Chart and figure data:

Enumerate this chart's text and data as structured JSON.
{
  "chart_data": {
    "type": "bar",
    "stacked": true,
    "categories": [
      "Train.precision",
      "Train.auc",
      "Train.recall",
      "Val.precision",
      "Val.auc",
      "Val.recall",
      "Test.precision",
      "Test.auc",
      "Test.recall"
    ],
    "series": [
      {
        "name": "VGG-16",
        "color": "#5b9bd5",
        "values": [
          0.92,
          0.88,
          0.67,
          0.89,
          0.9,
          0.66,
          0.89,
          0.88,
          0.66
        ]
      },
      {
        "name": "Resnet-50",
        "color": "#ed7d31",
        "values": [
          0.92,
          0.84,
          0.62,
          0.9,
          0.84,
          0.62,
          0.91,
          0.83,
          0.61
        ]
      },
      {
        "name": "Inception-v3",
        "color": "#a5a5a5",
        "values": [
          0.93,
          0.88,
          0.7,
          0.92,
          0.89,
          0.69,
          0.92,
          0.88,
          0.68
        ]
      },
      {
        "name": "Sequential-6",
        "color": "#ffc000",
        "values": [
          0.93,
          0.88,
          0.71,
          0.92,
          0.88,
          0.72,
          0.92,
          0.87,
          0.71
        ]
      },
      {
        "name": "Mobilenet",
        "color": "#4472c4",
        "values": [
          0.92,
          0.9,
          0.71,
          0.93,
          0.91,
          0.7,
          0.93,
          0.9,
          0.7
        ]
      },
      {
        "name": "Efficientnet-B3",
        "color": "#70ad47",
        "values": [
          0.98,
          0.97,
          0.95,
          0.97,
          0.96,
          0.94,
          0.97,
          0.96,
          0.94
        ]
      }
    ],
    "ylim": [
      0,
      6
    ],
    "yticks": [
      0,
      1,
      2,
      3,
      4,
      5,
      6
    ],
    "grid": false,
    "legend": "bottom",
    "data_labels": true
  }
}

WHAT TO DO:
Each entry is to be returned in full, character for character.

FINISHED ANSWER:
Enumerate this chart's text and data as structured JSON.
{
  "chart_data": {
    "type": "bar",
    "stacked": true,
    "categories": [
      "Train.precision",
      "Train.auc",
      "Train.recall",
      "Val.precision",
      "Val.auc",
      "Val.recall",
      "Test.precision",
      "Test.auc",
      "Test.recall"
    ],
    "series": [
      {
        "name": "VGG-16",
        "color": "#5b9bd5",
        "values": [
          0.92,
          0.88,
          0.67,
          0.89,
          0.9,
          0.66,
          0.89,
          0.88,
          0.66
        ]
      },
      {
        "name": "Resnet-50",
        "color": "#ed7d31",
        "values": [
          0.92,
          0.84,
          0.62,
          0.9,
          0.84,
          0.62,
          0.91,
          0.83,
          0.61
        ]
      },
      {
        "name": "Inception-v3",
        "color": "#a5a5a5",
        "values": [
          0.93,
          0.88,
          0.7,
          0.92,
          0.89,
          0.69,
          0.92,
          0.88,
          0.68
        ]
      },
      {
        "name": "Sequential-6",
        "color": "#ffc000",
        "values": [
          0.93,
          0.88,
          0.71,
          0.92,
          0.88,
          0.72,
          0.92,
          0.87,
          0.71
        ]
      },
      {
        "name": "Mobilenet",
        "color": "#4472c4",
        "values": [
          0.92,
          0.9,
          0.71,
          0.93,
          0.91,
          0.7,
          0.93,
          0.9,
          0.7
        ]
      },
      {
        "name": "Efficientnet-B3",
        "color": "#70ad47",
        "values": [
          0.98,
          0.97,
          0.95,
          0.97,
          0.96,
          0.94,
          0.97,
          0.96,
          0.94
        ]
      }
    ],
    "ylim": [
      0,
      6
    ],
    "yticks": [
      0,
      1,
      2,
      3,
      4,
      5,
      6
    ],
    "grid": false,
    "legend": "bottom",
    "data_labels": true
  }
}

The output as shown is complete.